**STATED TASK:** From the entries below, list each line with "name".

**DATA SHOWN:**
-.-.-

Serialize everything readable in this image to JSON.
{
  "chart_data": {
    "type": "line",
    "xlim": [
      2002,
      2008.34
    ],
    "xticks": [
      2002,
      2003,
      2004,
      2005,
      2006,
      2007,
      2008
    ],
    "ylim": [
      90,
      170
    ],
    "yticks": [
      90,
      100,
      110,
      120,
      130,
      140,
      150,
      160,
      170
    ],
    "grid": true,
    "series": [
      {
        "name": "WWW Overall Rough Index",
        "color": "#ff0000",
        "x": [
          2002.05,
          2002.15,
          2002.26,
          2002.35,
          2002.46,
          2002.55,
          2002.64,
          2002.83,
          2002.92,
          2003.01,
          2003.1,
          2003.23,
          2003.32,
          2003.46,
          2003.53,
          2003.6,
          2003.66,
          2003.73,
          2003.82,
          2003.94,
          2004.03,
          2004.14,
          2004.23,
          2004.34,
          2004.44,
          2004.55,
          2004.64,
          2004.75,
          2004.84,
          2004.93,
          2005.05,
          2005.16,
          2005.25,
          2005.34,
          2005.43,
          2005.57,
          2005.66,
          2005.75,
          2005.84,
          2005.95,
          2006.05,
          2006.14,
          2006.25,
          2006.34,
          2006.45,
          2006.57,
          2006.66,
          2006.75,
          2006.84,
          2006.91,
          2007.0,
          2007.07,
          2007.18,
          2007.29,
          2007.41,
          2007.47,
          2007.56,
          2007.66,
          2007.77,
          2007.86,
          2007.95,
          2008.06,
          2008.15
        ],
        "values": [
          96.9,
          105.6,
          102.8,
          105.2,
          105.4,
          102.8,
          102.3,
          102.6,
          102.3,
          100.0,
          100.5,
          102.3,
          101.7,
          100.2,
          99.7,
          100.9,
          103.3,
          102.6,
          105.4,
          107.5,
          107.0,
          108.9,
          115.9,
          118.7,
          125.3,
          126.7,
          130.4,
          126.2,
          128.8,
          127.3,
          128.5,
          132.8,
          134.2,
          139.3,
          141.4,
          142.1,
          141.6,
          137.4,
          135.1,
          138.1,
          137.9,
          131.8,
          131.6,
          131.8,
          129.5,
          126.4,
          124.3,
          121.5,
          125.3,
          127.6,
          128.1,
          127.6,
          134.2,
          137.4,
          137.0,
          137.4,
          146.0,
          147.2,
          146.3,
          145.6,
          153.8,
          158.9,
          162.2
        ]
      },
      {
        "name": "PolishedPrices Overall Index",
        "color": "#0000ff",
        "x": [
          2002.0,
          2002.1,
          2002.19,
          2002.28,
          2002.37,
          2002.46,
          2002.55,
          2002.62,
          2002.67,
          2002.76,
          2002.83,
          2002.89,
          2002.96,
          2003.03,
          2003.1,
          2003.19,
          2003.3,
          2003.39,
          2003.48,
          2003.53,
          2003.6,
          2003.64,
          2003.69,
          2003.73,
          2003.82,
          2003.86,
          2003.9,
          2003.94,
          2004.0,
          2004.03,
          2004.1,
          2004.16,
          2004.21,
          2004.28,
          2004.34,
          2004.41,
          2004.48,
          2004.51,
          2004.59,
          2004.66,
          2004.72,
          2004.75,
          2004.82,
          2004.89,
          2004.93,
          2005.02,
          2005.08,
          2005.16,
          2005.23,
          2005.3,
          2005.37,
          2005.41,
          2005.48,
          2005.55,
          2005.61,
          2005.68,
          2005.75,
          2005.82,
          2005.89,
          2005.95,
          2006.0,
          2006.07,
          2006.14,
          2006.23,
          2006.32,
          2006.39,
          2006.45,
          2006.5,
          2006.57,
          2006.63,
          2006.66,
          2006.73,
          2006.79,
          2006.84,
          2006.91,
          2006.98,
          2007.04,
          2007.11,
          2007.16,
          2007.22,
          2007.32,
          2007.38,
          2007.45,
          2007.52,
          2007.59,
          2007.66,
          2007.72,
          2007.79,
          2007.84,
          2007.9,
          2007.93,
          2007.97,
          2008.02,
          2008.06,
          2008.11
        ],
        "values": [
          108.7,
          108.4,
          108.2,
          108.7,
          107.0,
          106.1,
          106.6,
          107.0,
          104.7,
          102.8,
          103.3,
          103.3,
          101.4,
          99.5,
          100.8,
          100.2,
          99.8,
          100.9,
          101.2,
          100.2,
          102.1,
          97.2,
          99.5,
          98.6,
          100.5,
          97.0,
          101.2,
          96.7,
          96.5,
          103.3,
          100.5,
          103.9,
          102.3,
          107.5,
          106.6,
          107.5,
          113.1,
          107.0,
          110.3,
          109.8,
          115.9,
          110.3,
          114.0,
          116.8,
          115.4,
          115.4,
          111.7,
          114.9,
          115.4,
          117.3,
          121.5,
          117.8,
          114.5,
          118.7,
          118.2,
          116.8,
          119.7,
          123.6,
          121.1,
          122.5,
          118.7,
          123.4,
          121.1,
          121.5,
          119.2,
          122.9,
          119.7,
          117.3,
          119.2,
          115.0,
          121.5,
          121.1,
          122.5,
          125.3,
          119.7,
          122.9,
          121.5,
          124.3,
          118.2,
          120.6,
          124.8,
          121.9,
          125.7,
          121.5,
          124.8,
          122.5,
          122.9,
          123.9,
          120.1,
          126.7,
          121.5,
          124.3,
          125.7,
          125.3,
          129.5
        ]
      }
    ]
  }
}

-.-.-

**IN RESPONSE:**
        "name": "WWW Overall Rough Index",
        "name": "PolishedPrices Overall Index",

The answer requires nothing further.